— Begin Data entries —

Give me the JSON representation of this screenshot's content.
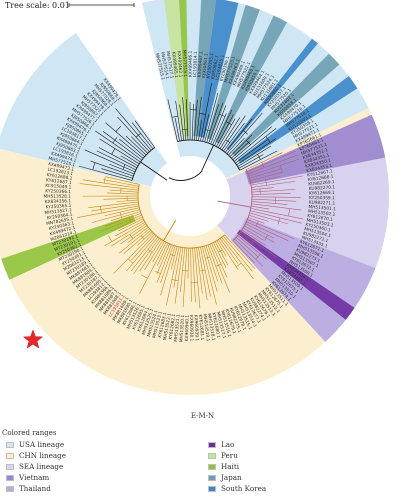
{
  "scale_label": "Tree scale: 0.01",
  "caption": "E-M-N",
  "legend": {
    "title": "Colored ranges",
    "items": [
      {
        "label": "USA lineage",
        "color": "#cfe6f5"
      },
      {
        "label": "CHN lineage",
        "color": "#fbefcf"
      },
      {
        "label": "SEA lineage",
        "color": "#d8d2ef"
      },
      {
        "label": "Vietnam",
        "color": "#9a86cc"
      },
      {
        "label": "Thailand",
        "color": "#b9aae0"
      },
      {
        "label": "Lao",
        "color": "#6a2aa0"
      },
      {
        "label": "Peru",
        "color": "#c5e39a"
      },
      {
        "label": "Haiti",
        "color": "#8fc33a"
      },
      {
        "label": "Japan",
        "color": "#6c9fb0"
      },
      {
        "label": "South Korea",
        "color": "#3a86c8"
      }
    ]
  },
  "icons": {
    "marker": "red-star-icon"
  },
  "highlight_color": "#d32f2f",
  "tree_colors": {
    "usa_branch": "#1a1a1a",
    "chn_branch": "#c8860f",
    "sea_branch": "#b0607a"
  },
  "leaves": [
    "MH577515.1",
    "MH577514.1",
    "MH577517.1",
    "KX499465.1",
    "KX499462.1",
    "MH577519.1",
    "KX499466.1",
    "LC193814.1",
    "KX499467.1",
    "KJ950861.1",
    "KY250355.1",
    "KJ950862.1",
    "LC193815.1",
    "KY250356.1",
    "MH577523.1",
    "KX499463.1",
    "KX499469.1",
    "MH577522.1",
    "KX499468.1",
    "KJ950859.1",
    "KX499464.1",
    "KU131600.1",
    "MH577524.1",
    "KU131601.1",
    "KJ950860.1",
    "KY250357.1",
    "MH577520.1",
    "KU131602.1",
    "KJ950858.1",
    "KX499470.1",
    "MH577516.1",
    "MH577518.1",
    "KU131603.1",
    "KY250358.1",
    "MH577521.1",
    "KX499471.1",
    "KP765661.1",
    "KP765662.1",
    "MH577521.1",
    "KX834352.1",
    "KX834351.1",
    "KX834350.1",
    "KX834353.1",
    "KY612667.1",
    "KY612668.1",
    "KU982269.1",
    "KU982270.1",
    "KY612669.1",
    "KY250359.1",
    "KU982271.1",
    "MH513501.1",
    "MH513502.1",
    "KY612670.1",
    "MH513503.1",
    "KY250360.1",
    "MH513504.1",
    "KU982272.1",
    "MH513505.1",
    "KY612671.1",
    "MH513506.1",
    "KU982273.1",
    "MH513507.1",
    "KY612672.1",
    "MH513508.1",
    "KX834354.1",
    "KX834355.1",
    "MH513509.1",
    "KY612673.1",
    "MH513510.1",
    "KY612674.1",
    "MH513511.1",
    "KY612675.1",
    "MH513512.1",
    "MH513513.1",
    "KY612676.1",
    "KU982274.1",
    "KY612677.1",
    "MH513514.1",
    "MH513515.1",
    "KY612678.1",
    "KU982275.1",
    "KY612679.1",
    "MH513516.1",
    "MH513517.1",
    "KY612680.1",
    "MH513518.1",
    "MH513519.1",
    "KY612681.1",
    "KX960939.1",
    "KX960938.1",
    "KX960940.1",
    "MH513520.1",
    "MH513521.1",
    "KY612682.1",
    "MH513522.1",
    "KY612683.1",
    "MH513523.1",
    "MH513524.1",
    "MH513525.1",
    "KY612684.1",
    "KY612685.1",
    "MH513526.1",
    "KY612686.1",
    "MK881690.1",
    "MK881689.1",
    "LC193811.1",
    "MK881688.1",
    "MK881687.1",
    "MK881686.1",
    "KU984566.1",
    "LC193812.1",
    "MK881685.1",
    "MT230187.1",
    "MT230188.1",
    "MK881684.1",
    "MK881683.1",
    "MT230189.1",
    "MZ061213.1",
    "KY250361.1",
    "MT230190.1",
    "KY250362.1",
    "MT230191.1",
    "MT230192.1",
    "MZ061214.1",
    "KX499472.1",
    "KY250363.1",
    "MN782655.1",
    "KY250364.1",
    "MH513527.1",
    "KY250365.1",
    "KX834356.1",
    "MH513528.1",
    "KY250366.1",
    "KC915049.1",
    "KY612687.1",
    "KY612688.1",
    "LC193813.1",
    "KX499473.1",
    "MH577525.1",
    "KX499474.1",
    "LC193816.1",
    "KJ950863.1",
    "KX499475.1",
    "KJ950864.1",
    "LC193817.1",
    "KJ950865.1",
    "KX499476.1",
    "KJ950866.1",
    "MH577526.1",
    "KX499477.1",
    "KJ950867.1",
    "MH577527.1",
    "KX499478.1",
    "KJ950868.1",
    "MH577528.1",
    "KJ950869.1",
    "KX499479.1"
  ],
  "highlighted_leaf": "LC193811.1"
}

— End Data entries —
— Begin Data entries —

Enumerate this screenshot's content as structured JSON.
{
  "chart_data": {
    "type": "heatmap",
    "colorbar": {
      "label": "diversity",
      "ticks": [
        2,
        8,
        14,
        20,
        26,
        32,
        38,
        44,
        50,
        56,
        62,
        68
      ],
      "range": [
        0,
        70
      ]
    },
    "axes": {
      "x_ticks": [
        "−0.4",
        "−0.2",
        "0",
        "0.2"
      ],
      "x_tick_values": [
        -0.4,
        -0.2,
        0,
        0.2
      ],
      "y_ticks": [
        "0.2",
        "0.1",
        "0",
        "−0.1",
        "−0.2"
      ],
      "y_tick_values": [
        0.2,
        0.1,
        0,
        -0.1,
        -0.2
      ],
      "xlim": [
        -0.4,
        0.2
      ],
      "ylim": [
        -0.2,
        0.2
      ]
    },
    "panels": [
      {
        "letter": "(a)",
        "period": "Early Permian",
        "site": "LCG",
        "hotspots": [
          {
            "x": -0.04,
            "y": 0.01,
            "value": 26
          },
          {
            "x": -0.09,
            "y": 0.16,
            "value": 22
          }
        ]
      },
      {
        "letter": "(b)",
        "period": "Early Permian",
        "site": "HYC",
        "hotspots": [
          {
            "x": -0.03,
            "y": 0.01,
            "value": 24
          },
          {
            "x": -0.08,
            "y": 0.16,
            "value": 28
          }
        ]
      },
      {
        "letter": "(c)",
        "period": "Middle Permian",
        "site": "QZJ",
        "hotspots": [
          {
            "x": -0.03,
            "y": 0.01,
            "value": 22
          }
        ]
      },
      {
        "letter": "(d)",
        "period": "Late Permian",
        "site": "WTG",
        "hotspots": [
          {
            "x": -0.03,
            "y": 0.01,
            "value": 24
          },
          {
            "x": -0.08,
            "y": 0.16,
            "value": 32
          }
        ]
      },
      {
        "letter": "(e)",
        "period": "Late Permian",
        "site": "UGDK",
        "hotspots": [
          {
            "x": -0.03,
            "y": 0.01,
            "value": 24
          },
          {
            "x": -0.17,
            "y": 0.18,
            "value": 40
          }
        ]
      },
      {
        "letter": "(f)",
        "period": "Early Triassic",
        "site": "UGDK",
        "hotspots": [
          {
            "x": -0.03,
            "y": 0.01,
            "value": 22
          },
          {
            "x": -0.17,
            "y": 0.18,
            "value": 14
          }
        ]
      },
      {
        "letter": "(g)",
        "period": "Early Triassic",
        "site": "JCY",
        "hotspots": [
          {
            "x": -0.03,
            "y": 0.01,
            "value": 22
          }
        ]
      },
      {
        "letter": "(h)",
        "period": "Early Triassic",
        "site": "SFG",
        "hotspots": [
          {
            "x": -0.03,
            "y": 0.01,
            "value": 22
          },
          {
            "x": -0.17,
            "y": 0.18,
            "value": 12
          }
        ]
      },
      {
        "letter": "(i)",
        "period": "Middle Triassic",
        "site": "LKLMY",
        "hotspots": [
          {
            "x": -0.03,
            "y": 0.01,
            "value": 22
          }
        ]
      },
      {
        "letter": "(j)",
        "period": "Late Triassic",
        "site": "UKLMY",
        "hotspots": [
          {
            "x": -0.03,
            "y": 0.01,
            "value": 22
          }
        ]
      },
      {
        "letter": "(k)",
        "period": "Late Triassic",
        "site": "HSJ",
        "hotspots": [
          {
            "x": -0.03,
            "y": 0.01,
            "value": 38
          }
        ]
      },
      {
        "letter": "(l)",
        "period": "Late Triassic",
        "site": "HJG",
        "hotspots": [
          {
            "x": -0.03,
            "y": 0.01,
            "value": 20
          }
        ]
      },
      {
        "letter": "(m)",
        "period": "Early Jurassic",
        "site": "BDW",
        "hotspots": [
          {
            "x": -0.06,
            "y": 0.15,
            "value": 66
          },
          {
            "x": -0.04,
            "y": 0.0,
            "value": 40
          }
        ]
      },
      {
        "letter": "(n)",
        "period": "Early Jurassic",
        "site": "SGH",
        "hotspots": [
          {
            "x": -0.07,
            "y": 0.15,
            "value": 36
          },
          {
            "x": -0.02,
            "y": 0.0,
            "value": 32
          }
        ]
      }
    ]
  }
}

— End Data entries —

Exercise task
Look for the word "content" in every line of the listing and copy the lines that have it.

Solution to this exercise
Give me the JSON representation of this screenshot's content.
Enumerate this screenshot's content as structured JSON.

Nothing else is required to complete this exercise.